• Exercise brief
Copy each line below that contains "full".

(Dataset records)
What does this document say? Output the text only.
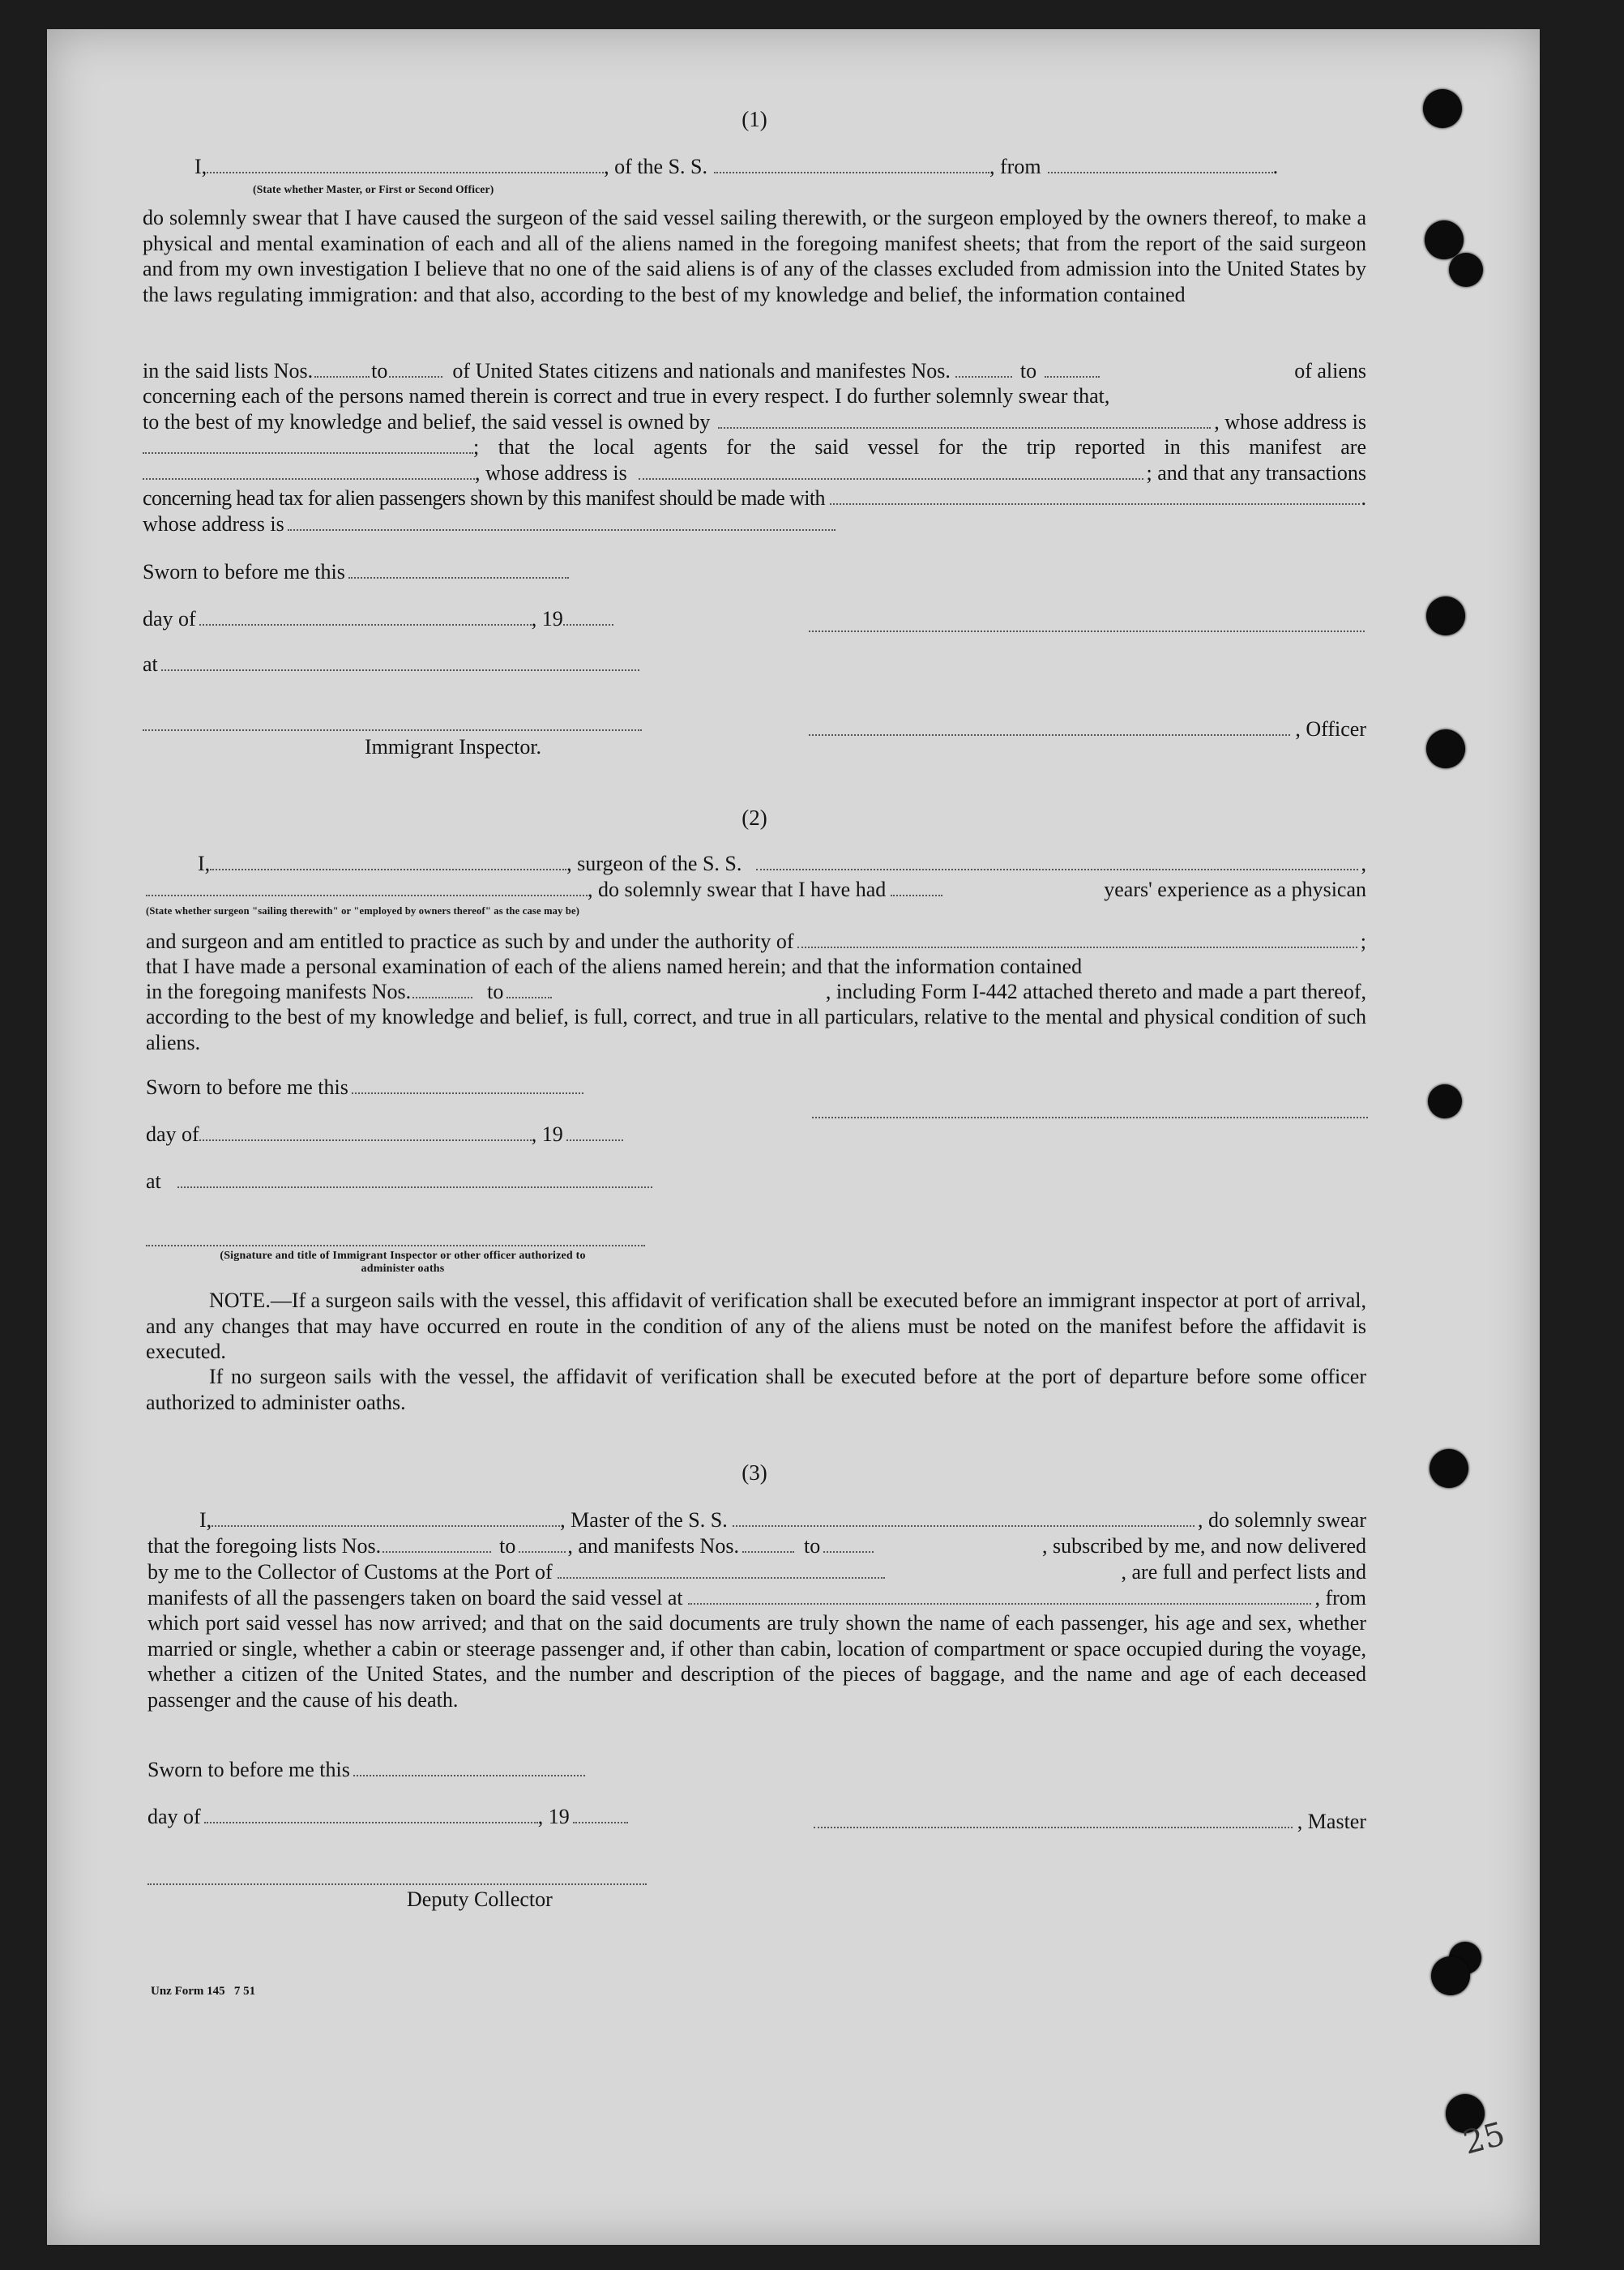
25
(1)
I,	, of the S. S.	, from	.
(State whether Master, or First or Second Officer)
do solemnly swear that I have caused the surgeon of the said vessel sailing therewith, or the surgeon employed by the owners thereof, to make a physical and mental examination of each and all of the aliens named in the foregoing manifest sheets; that from the report of the said surgeon and from my own investigation I believe that no one of the said aliens is of any of the classes excluded from admission into the United States by the laws regulating immigration: and that also, according to the best of my knowledge and belief, the information contained
in the said lists Nos.	to	of United States citizens and nationals and manifestes Nos.	to	of aliens
concerning each of the persons named therein is correct and true in every respect. I do further solemnly swear that,
to the best of my knowledge and belief, the said vessel is owned by	, whose address is
; that the local agents for the said vessel for the trip reported in this manifest are
, whose address is	; and that any transactions
concerning head tax for alien passengers shown by this manifest should be made with	.
whose address is
Sworn to before me this
day of	, 19
at
, Officer
Immigrant Inspector.
(2)
I,	, surgeon of the S. S.	,
, do solemnly swear that I have had	years' experience as a physican
(State whether surgeon "sailing therewith" or "employed by owners thereof" as the case may be)
and surgeon and am entitled to practice as such by and under the authority of	;
that I have made a personal examination of each of the aliens named herein; and that the information contained
in the foregoing manifests Nos.	to	, including Form I-442 attached thereto and made a part thereof,
according to the best of my knowledge and belief, is full, correct, and true in all particulars, relative to the mental and physical condition of such aliens.
Sworn to before me this
day of	, 19
at
(Signature and title of Immigrant Inspector or other officer authorized to administer oaths
NOTE.—If a surgeon sails with the vessel, this affidavit of verification shall be executed before an immigrant inspector at port of arrival, and any changes that may have occurred en route in the condition of any of the aliens must be noted on the manifest before the affidavit is executed.
If no surgeon sails with the vessel, the affidavit of verification shall be executed before at the port of departure before some officer authorized to administer oaths.
(3)
I,	, Master of the S. S.	, do solemnly swear
that the foregoing lists Nos.	to , and manifests Nos.	to	, subscribed by me, and now delivered
by me to the Collector of Customs at the Port of	, are full and perfect lists and
manifests of all the passengers taken on board the said vessel at	, from
which port said vessel has now arrived; and that on the said documents are truly shown the name of each passenger, his age and sex, whether married or single, whether a cabin or steerage passenger and, if other than cabin, location of compartment or space occupied during the voyage, whether a citizen of the United States, and the number and description of the pieces of baggage, and the name and age of each deceased passenger and the cause of his death.
Sworn to before me this
day of	, 19	, Master
Deputy Collector
Unz Form 145   7 51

• Output
according to the best of my knowledge and belief, is full, correct, and true in all particulars, relative to the mental and physical condition of such aliens.
by me to the Collector of Customs at the Port of	, are full and perfect lists and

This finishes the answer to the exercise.